---------- RECORDS TO PROCESS ----------

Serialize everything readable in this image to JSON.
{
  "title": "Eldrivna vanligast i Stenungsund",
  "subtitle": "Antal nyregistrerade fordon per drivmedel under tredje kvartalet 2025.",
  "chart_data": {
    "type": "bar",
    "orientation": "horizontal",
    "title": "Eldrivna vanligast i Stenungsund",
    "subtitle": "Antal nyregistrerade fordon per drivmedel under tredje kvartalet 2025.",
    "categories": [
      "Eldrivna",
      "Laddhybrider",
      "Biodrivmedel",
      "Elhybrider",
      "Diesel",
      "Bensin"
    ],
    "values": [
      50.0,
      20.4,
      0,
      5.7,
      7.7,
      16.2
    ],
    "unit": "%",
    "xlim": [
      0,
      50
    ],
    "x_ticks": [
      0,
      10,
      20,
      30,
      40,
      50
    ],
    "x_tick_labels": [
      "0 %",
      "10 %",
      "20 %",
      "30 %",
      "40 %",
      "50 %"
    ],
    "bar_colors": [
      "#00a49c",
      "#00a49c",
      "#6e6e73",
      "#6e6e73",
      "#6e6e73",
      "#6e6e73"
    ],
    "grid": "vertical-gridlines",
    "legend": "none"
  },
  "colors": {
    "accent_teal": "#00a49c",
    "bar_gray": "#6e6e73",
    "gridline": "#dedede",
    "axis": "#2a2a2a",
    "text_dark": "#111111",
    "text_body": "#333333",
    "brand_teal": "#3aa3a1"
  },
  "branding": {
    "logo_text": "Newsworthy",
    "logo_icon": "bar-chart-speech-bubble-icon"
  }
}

----------

* [WHAT IS BEING ASKED]:
Give back the data above exactly as it appears.

* [EXERCISE RESULT]:
Serialize everything readable in this image to JSON.
{
  "title": "Eldrivna vanligast i Stenungsund",
  "subtitle": "Antal nyregistrerade fordon per drivmedel under tredje kvartalet 2025.",
  "chart_data": {
    "type": "bar",
    "orientation": "horizontal",
    "title": "Eldrivna vanligast i Stenungsund",
    "subtitle": "Antal nyregistrerade fordon per drivmedel under tredje kvartalet 2025.",
    "categories": [
      "Eldrivna",
      "Laddhybrider",
      "Biodrivmedel",
      "Elhybrider",
      "Diesel",
      "Bensin"
    ],
    "values": [
      50.0,
      20.4,
      0,
      5.7,
      7.7,
      16.2
    ],
    "unit": "%",
    "xlim": [
      0,
      50
    ],
    "x_ticks": [
      0,
      10,
      20,
      30,
      40,
      50
    ],
    "x_tick_labels": [
      "0 %",
      "10 %",
      "20 %",
      "30 %",
      "40 %",
      "50 %"
    ],
    "bar_colors": [
      "#00a49c",
      "#00a49c",
      "#6e6e73",
      "#6e6e73",
      "#6e6e73",
      "#6e6e73"
    ],
    "grid": "vertical-gridlines",
    "legend": "none"
  },
  "colors": {
    "accent_teal": "#00a49c",
    "bar_gray": "#6e6e73",
    "gridline": "#dedede",
    "axis": "#2a2a2a",
    "text_dark": "#111111",
    "text_body": "#333333",
    "brand_teal": "#3aa3a1"
  },
  "branding": {
    "logo_text": "Newsworthy",
    "logo_icon": "bar-chart-speech-bubble-icon"
  }
}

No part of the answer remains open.